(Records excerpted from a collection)
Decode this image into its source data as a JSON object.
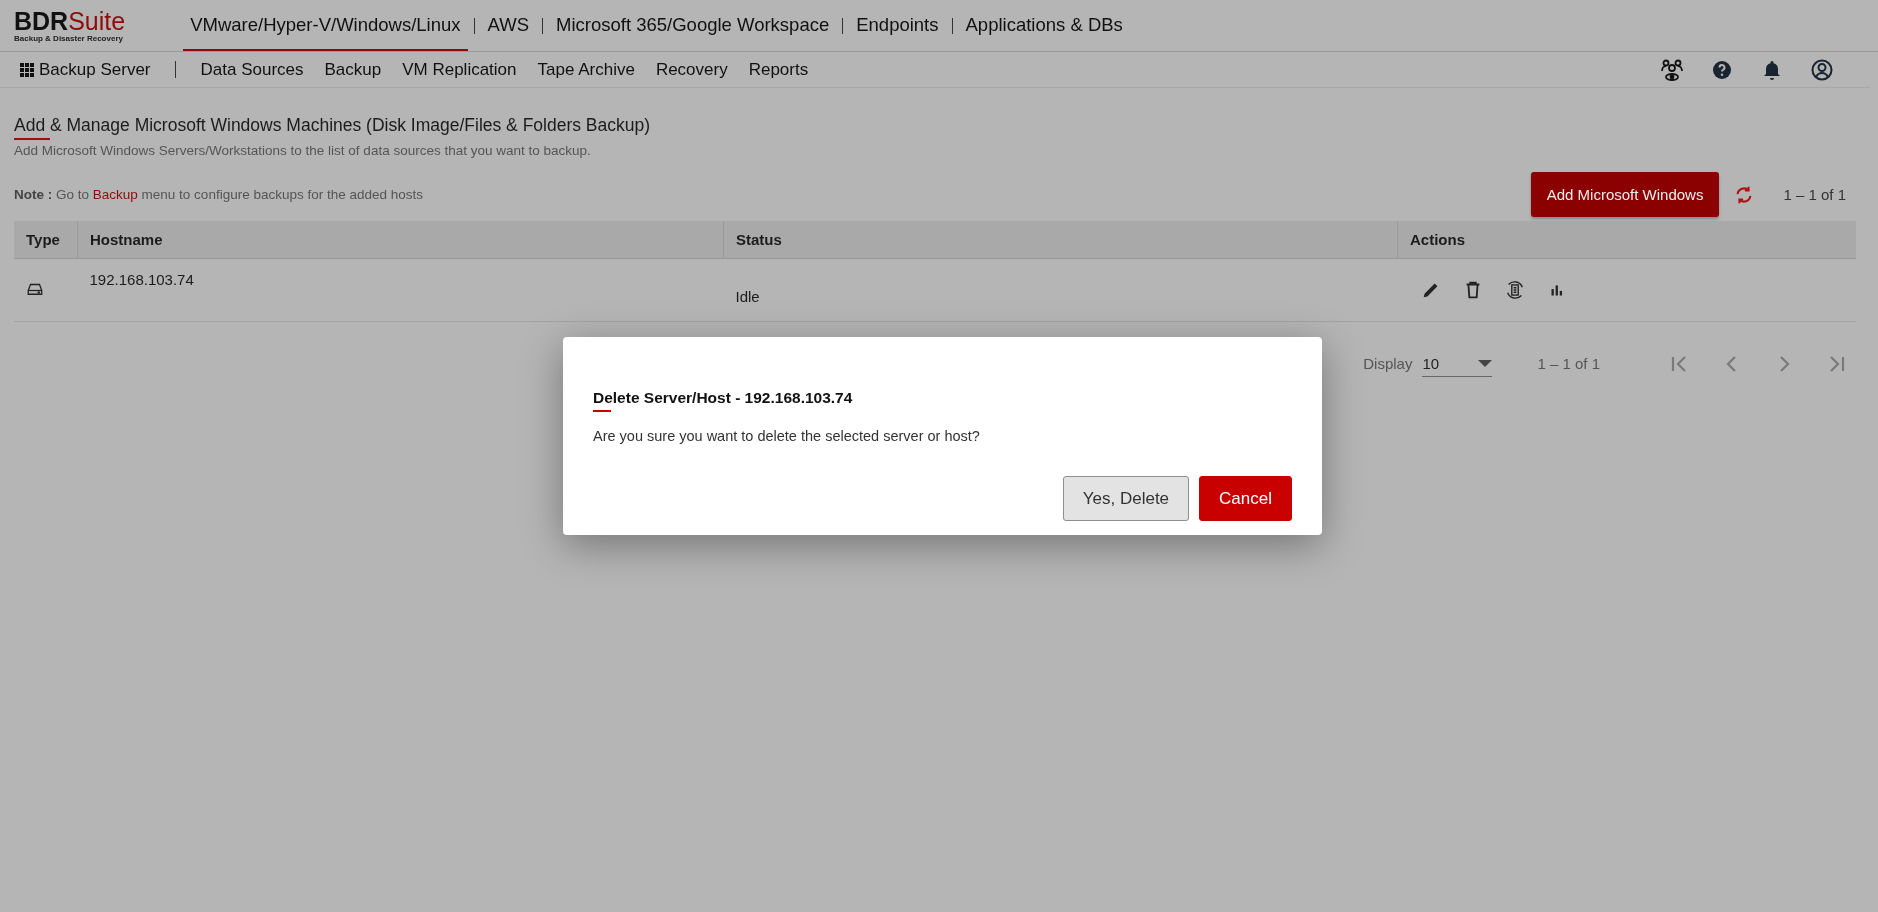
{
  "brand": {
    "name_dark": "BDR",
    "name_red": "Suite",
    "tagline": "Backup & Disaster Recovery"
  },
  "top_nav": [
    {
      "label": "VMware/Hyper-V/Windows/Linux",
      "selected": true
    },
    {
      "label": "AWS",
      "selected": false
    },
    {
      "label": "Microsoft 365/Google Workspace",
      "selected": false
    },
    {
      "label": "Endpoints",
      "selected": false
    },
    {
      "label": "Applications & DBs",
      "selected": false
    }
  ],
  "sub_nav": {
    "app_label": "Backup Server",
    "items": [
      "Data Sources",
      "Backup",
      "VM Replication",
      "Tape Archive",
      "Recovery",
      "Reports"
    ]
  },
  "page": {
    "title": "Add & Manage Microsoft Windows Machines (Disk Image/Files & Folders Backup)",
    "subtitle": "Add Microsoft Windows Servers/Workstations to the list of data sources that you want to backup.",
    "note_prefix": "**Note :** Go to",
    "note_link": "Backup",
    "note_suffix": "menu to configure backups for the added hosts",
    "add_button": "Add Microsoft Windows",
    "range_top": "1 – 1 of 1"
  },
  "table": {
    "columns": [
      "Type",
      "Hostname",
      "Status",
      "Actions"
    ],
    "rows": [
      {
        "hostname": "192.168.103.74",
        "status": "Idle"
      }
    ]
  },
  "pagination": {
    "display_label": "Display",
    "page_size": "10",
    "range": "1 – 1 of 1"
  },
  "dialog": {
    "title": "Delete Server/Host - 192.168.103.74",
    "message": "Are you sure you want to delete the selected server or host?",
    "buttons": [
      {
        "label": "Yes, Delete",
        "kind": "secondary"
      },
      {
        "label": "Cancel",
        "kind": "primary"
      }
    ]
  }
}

*PROBLEM*
Return to the listing above and set it down exactly, leaving out its pictures.

*FINISHED ANSWER*
Decode this image into its source data as a JSON object.
{
  "brand": {
    "name_dark": "BDR",
    "name_red": "Suite",
    "tagline": "Backup & Disaster Recovery"
  },
  "top_nav": [
    {
      "label": "VMware/Hyper-V/Windows/Linux",
      "selected": true
    },
    {
      "label": "AWS",
      "selected": false
    },
    {
      "label": "Microsoft 365/Google Workspace",
      "selected": false
    },
    {
      "label": "Endpoints",
      "selected": false
    },
    {
      "label": "Applications & DBs",
      "selected": false
    }
  ],
  "sub_nav": {
    "app_label": "Backup Server",
    "items": [
      "Data Sources",
      "Backup",
      "VM Replication",
      "Tape Archive",
      "Recovery",
      "Reports"
    ]
  },
  "page": {
    "title": "Add & Manage Microsoft Windows Machines (Disk Image/Files & Folders Backup)",
    "subtitle": "Add Microsoft Windows Servers/Workstations to the list of data sources that you want to backup.",
    "note_prefix": "**Note :** Go to",
    "note_link": "Backup",
    "note_suffix": "menu to configure backups for the added hosts",
    "add_button": "Add Microsoft Windows",
    "range_top": "1 – 1 of 1"
  },
  "table": {
    "columns": [
      "Type",
      "Hostname",
      "Status",
      "Actions"
    ],
    "rows": [
      {
        "hostname": "192.168.103.74",
        "status": "Idle"
      }
    ]
  },
  "pagination": {
    "display_label": "Display",
    "page_size": "10",
    "range": "1 – 1 of 1"
  },
  "dialog": {
    "title": "Delete Server/Host - 192.168.103.74",
    "message": "Are you sure you want to delete the selected server or host?",
    "buttons": [
      {
        "label": "Yes, Delete",
        "kind": "secondary"
      },
      {
        "label": "Cancel",
        "kind": "primary"
      }
    ]
  }
}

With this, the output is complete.